MATERIAL SHOWN:
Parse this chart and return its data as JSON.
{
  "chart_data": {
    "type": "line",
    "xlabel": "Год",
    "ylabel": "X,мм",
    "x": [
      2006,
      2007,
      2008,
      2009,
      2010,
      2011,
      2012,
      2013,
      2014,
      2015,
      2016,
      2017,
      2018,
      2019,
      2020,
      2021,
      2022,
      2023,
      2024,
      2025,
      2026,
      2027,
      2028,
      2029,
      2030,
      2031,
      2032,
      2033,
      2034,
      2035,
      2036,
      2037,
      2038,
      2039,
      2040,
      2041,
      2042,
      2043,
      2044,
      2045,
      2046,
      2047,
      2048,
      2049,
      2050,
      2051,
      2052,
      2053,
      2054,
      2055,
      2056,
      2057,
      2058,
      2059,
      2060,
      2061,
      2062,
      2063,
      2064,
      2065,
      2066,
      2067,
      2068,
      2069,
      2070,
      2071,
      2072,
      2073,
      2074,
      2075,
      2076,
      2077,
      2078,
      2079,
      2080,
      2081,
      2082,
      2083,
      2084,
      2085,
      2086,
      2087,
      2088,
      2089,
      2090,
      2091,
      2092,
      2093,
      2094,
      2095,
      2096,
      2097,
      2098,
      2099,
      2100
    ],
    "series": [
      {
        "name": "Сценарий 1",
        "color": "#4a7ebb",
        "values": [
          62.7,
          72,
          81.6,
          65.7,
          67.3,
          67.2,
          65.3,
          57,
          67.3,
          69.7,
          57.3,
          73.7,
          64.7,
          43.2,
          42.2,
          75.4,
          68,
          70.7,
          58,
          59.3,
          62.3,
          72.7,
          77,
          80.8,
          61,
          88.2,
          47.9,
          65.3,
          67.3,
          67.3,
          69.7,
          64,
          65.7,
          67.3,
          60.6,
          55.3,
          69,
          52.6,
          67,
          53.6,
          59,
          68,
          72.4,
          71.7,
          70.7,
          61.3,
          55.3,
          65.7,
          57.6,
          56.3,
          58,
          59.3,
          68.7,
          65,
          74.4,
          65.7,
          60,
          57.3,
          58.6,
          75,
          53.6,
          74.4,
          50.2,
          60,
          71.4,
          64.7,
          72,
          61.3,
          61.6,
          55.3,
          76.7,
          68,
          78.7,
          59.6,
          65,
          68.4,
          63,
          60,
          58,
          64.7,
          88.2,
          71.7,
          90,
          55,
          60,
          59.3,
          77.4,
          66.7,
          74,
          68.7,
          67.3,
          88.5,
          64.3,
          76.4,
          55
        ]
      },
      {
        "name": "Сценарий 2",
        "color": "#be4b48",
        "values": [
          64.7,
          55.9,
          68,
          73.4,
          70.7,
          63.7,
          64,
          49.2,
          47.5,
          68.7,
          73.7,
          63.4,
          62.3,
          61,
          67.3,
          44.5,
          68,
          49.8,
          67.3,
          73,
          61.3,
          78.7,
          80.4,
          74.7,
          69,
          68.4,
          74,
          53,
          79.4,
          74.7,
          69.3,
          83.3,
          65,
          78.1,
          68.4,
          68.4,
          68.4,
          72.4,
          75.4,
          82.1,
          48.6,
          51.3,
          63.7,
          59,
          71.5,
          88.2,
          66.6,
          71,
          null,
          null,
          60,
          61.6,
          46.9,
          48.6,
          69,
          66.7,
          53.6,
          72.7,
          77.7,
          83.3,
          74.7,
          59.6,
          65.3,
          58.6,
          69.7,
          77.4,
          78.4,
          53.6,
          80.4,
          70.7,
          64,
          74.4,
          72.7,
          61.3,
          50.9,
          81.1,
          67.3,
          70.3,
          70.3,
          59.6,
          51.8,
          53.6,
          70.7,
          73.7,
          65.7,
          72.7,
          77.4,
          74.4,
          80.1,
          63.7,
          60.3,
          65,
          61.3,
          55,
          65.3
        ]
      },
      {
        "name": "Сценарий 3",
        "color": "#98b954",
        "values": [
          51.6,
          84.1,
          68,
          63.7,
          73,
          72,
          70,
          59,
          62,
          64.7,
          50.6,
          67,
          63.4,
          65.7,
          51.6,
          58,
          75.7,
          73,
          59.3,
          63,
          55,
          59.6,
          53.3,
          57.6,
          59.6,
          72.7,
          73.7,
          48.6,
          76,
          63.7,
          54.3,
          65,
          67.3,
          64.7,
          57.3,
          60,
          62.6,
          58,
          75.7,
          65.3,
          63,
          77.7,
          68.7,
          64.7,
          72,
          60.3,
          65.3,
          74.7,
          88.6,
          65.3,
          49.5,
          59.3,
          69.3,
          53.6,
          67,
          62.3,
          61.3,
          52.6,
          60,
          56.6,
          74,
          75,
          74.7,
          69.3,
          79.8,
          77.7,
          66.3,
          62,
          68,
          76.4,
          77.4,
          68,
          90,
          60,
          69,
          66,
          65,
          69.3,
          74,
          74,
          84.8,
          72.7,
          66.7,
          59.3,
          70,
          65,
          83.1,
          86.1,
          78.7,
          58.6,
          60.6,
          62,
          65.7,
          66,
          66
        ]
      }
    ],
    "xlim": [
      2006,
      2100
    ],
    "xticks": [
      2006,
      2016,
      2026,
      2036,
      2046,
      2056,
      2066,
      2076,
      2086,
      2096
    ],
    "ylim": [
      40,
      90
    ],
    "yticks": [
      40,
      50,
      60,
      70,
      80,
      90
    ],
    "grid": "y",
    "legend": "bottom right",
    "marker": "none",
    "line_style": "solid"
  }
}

SET TASK:
Search the entries for "name" and copy out each line that has it.

COMPLETED TASK:
        "name": "Сценарий 1",
        "name": "Сценарий 2",
        "name": "Сценарий 3",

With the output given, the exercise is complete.